→ **THE TASK**: Copy the lines from the start of the records up to and including the line with "search-shortcut-key: t: [674, 92, 692, 109]", reproducing each one exactly.

→ **WORKING DATA**:
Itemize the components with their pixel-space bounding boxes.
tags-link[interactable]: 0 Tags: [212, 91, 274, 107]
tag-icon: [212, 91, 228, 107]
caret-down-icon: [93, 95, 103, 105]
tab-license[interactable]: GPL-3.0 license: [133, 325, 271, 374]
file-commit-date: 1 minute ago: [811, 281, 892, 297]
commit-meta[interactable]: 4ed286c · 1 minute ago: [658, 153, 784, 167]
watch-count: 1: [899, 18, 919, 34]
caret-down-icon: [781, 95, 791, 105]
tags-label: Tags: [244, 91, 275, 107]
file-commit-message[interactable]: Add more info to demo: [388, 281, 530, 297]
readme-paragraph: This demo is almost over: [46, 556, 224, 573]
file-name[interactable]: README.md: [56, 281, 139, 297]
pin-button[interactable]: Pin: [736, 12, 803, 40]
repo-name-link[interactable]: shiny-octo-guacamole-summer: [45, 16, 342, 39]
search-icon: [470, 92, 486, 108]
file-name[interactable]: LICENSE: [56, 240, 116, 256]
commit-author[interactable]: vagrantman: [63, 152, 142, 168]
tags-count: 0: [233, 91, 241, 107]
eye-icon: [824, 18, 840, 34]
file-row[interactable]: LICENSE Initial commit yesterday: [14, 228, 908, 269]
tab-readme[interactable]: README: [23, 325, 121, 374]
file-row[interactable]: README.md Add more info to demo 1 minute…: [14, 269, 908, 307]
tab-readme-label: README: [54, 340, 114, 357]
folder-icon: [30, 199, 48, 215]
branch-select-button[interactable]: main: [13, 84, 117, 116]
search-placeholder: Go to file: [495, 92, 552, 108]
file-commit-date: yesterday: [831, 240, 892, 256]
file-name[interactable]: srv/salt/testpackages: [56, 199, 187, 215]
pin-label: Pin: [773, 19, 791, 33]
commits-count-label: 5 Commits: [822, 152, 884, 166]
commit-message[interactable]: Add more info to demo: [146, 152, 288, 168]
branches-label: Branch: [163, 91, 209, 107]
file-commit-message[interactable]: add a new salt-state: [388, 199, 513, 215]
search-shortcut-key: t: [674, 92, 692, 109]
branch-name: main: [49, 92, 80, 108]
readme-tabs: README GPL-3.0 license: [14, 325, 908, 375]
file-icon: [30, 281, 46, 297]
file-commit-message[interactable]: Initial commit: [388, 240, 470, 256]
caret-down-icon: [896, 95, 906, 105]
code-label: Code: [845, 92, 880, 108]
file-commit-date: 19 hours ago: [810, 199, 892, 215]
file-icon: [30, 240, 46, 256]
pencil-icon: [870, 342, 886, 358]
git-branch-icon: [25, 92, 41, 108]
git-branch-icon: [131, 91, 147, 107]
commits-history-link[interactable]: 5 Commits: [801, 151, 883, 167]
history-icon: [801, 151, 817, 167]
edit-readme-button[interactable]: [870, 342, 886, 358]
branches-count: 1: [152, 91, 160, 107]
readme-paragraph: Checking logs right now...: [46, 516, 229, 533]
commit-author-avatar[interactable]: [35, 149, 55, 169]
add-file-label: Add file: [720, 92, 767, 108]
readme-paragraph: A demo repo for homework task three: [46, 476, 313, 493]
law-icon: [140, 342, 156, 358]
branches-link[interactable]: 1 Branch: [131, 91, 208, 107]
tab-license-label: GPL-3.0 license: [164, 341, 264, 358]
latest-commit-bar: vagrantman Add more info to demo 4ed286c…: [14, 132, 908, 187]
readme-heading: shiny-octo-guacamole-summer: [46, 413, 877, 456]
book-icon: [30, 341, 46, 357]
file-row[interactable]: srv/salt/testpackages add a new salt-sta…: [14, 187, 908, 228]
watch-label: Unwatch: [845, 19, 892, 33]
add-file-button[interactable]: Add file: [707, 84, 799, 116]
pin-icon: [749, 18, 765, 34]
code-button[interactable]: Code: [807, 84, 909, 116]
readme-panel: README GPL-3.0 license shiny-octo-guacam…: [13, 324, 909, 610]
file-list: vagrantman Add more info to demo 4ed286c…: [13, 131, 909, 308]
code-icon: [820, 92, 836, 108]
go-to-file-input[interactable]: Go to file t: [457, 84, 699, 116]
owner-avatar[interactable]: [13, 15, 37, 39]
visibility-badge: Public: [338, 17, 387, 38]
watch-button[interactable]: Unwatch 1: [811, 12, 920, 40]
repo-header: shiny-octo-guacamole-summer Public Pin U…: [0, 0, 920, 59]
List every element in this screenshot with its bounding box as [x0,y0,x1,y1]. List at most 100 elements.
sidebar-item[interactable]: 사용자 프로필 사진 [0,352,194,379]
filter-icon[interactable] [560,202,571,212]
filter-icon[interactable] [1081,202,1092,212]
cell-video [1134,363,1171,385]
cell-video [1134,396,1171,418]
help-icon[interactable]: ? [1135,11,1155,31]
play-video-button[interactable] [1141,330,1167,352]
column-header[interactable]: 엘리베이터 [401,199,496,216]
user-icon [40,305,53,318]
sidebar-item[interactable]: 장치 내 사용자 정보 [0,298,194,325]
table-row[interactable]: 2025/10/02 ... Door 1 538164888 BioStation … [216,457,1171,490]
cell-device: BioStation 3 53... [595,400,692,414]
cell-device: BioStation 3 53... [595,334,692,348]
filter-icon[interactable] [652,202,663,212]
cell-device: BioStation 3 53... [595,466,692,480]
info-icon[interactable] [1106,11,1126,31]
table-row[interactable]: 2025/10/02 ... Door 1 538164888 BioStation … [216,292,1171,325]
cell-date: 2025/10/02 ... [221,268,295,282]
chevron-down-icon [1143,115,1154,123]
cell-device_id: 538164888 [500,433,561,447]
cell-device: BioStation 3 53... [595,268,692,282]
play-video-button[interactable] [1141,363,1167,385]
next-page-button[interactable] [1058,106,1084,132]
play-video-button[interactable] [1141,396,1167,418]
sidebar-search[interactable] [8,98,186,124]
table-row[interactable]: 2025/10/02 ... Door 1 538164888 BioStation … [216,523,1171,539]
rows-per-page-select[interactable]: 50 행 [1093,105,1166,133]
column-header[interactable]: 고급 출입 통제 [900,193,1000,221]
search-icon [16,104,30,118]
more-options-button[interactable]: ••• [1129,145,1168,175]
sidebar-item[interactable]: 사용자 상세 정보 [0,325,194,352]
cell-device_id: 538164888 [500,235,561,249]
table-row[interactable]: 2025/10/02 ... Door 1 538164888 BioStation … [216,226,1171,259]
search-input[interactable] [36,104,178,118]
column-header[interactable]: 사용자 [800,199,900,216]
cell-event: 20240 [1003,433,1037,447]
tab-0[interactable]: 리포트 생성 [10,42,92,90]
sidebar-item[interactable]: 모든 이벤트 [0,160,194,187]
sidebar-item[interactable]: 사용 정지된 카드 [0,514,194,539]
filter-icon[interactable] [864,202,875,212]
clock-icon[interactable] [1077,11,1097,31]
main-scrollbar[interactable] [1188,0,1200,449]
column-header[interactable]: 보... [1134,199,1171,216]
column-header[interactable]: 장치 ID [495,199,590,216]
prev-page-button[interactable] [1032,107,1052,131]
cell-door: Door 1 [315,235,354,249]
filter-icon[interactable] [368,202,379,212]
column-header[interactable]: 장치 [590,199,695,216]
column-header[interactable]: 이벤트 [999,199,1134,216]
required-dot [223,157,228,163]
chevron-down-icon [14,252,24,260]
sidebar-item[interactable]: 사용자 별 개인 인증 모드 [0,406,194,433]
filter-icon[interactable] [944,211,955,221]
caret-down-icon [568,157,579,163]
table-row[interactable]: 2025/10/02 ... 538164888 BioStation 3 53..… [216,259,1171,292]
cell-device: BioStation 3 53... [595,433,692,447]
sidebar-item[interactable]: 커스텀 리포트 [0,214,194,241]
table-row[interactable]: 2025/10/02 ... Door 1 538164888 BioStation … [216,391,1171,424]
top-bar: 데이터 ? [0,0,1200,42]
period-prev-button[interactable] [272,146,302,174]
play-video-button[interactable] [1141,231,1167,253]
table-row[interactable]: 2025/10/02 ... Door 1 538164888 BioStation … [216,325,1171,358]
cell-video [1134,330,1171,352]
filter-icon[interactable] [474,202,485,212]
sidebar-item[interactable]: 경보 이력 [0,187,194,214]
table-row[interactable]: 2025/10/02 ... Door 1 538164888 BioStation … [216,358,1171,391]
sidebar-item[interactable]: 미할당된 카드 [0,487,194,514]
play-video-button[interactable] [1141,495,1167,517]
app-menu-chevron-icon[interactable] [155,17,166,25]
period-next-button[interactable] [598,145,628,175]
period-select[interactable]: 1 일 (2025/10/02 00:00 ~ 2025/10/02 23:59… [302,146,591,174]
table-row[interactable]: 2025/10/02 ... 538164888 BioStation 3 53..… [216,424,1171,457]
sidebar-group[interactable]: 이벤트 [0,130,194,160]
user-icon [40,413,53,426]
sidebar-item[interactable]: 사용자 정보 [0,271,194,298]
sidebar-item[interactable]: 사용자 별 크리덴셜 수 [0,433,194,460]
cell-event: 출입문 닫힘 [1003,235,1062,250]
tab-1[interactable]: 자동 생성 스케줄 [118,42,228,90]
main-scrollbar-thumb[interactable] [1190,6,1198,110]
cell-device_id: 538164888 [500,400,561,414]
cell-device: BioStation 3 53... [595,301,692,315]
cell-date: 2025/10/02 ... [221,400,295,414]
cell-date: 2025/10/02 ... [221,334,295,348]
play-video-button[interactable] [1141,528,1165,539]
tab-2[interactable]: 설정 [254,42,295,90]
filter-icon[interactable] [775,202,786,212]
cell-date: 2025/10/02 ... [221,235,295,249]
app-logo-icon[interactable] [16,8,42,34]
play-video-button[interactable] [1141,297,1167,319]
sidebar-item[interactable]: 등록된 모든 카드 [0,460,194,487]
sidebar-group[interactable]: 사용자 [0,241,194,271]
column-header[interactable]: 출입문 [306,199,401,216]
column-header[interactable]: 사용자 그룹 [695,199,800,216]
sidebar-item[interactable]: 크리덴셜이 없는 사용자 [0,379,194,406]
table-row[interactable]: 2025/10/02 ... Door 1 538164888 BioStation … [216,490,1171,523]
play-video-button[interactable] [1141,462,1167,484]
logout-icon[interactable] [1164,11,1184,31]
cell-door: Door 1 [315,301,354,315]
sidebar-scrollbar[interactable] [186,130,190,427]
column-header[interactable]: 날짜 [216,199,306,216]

→ **ANSWER BELOW**:
Itemize the components with their pixel-space bounding boxes.
tags-link[interactable]: 0 Tags: [212, 91, 274, 107]
tag-icon: [212, 91, 228, 107]
caret-down-icon: [93, 95, 103, 105]
tab-license[interactable]: GPL-3.0 license: [133, 325, 271, 374]
file-commit-date: 1 minute ago: [811, 281, 892, 297]
commit-meta[interactable]: 4ed286c · 1 minute ago: [658, 153, 784, 167]
watch-count: 1: [899, 18, 919, 34]
caret-down-icon: [781, 95, 791, 105]
tags-label: Tags: [244, 91, 275, 107]
file-commit-message[interactable]: Add more info to demo: [388, 281, 530, 297]
readme-paragraph: This demo is almost over: [46, 556, 224, 573]
file-name[interactable]: README.md: [56, 281, 139, 297]
pin-button[interactable]: Pin: [736, 12, 803, 40]
repo-name-link[interactable]: shiny-octo-guacamole-summer: [45, 16, 342, 39]
search-icon: [470, 92, 486, 108]
file-name[interactable]: LICENSE: [56, 240, 116, 256]
commit-author[interactable]: vagrantman: [63, 152, 142, 168]
tags-count: 0: [233, 91, 241, 107]
eye-icon: [824, 18, 840, 34]
file-row[interactable]: LICENSE Initial commit yesterday: [14, 228, 908, 269]
tab-readme[interactable]: README: [23, 325, 121, 374]
file-row[interactable]: README.md Add more info to demo 1 minute…: [14, 269, 908, 307]
tab-readme-label: README: [54, 340, 114, 357]
folder-icon: [30, 199, 48, 215]
branch-select-button[interactable]: main: [13, 84, 117, 116]
search-placeholder: Go to file: [495, 92, 552, 108]
file-commit-date: yesterday: [831, 240, 892, 256]
file-name[interactable]: srv/salt/testpackages: [56, 199, 187, 215]
pin-label: Pin: [773, 19, 791, 33]
commits-count-label: 5 Commits: [822, 152, 884, 166]
commit-message[interactable]: Add more info to demo: [146, 152, 288, 168]
branches-label: Branch: [163, 91, 209, 107]
file-commit-message[interactable]: add a new salt-state: [388, 199, 513, 215]
search-shortcut-key: t: [674, 92, 692, 109]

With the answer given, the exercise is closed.